The task: Collect each line of the records containing the string "Assumes".

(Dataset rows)
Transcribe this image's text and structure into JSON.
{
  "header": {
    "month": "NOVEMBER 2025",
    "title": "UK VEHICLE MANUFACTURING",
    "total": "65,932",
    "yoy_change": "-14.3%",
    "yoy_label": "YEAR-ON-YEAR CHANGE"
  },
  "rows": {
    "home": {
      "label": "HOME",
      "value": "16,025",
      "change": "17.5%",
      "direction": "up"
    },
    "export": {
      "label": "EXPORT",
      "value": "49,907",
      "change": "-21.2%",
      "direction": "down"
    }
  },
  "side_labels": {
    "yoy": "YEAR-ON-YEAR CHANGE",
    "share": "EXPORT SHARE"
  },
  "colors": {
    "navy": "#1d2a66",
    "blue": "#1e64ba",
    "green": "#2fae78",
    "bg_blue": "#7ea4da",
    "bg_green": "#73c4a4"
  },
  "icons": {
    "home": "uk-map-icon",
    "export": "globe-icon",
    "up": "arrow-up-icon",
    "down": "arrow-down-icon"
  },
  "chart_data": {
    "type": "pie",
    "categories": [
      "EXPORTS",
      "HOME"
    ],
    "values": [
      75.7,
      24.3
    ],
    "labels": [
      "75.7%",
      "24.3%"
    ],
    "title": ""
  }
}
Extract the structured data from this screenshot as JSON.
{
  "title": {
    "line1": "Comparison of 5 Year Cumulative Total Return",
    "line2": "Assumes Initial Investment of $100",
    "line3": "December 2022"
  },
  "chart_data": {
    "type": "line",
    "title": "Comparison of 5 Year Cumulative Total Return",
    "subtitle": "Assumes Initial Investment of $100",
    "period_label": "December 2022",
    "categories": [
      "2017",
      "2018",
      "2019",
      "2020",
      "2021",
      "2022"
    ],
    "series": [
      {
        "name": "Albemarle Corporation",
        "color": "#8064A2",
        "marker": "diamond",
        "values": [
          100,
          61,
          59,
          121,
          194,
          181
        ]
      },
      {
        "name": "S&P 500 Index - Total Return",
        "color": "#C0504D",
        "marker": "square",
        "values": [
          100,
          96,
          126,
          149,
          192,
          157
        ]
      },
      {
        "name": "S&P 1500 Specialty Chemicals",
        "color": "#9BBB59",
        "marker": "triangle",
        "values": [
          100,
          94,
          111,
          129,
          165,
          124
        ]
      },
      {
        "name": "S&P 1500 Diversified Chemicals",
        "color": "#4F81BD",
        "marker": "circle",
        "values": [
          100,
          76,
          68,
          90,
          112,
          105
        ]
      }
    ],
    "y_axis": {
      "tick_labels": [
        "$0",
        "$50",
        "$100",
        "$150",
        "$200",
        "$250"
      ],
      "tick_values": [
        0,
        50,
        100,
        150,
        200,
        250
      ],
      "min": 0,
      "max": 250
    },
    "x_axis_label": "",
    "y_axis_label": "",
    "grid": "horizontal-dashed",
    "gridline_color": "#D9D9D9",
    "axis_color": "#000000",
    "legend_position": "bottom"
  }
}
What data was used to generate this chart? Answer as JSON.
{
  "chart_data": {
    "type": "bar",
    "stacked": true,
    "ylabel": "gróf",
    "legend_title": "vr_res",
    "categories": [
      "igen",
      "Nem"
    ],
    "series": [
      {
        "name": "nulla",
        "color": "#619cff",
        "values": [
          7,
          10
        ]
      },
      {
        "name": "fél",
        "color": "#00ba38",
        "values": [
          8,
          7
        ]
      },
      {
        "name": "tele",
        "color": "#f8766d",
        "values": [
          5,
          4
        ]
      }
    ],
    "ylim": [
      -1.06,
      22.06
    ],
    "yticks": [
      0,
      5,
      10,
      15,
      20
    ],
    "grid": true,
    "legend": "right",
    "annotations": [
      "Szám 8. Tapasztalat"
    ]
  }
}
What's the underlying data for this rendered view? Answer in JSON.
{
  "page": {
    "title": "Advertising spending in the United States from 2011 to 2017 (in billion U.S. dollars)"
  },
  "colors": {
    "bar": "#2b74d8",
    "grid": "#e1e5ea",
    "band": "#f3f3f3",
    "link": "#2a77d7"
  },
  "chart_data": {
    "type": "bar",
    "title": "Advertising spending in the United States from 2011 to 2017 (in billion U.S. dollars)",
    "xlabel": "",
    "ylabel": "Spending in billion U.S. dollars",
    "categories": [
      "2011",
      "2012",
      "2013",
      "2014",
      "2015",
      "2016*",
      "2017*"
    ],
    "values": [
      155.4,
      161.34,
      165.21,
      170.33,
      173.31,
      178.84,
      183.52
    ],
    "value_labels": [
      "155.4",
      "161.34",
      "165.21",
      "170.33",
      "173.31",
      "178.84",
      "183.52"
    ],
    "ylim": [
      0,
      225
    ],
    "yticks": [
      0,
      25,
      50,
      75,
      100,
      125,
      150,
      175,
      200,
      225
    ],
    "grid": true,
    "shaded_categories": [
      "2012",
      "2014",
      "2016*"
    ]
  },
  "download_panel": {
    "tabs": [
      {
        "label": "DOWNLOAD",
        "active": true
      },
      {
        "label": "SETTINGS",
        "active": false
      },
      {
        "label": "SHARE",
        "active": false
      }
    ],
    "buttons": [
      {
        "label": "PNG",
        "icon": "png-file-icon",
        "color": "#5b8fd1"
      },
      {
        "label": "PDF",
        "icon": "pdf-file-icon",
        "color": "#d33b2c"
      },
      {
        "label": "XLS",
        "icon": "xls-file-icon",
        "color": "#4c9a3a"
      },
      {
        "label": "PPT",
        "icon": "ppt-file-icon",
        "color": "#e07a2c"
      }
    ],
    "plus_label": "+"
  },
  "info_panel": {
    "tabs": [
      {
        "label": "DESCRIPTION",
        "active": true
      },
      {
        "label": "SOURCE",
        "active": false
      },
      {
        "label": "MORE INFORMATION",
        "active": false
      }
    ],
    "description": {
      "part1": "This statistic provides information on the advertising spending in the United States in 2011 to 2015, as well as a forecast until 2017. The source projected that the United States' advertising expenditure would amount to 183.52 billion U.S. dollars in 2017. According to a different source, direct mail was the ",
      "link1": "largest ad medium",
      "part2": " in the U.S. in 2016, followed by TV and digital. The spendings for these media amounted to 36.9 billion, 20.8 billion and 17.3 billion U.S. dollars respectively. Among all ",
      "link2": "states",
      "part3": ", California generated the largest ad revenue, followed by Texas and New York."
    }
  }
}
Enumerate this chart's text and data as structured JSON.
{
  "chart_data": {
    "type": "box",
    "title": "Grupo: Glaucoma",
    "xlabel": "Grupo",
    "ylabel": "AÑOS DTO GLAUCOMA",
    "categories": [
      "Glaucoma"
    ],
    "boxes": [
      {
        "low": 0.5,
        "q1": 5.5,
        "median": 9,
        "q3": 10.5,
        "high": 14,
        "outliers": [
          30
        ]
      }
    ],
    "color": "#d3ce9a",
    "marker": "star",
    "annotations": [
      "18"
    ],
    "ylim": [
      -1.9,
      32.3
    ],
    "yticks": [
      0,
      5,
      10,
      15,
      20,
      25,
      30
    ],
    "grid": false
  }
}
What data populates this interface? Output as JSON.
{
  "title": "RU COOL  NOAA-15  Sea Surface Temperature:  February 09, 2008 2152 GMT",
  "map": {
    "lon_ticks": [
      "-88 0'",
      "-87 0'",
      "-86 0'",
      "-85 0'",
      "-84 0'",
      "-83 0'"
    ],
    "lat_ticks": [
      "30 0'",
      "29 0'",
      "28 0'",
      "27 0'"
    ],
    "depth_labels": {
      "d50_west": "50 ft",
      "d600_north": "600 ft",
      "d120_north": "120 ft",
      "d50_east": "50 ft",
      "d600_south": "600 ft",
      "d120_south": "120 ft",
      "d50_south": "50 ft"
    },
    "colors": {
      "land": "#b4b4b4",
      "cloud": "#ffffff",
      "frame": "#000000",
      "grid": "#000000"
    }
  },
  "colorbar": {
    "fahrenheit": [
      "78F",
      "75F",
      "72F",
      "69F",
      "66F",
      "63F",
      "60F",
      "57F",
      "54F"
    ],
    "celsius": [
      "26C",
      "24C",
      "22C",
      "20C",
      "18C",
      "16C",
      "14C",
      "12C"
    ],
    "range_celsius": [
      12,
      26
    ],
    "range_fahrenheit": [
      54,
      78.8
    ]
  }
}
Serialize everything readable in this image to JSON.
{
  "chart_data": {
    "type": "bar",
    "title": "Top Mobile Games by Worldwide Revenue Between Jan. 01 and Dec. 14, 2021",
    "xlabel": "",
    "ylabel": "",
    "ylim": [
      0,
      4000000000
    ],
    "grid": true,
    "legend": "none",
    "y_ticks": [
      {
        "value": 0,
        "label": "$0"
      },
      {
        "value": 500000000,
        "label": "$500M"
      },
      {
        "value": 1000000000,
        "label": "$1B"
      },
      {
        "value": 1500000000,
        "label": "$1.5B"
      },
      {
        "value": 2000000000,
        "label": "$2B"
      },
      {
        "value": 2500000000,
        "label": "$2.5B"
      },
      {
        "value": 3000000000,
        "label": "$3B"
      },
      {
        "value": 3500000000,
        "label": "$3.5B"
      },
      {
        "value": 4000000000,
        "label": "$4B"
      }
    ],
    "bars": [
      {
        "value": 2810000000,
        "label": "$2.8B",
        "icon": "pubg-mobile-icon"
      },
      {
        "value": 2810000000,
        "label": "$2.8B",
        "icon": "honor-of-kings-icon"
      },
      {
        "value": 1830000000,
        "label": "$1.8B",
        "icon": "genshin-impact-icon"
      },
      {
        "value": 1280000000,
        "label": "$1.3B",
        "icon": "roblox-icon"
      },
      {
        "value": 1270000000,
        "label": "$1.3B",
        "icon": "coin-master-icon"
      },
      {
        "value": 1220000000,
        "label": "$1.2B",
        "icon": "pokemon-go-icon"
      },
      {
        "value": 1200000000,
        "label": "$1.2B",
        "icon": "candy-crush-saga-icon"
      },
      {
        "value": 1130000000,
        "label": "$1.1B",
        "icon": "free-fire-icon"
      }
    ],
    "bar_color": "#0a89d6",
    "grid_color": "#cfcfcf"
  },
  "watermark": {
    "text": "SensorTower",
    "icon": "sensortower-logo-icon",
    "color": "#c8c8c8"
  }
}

Task answer:
    "line2": "Assumes Initial Investment of $100",
    "subtitle": "Assumes Initial Investment of $100",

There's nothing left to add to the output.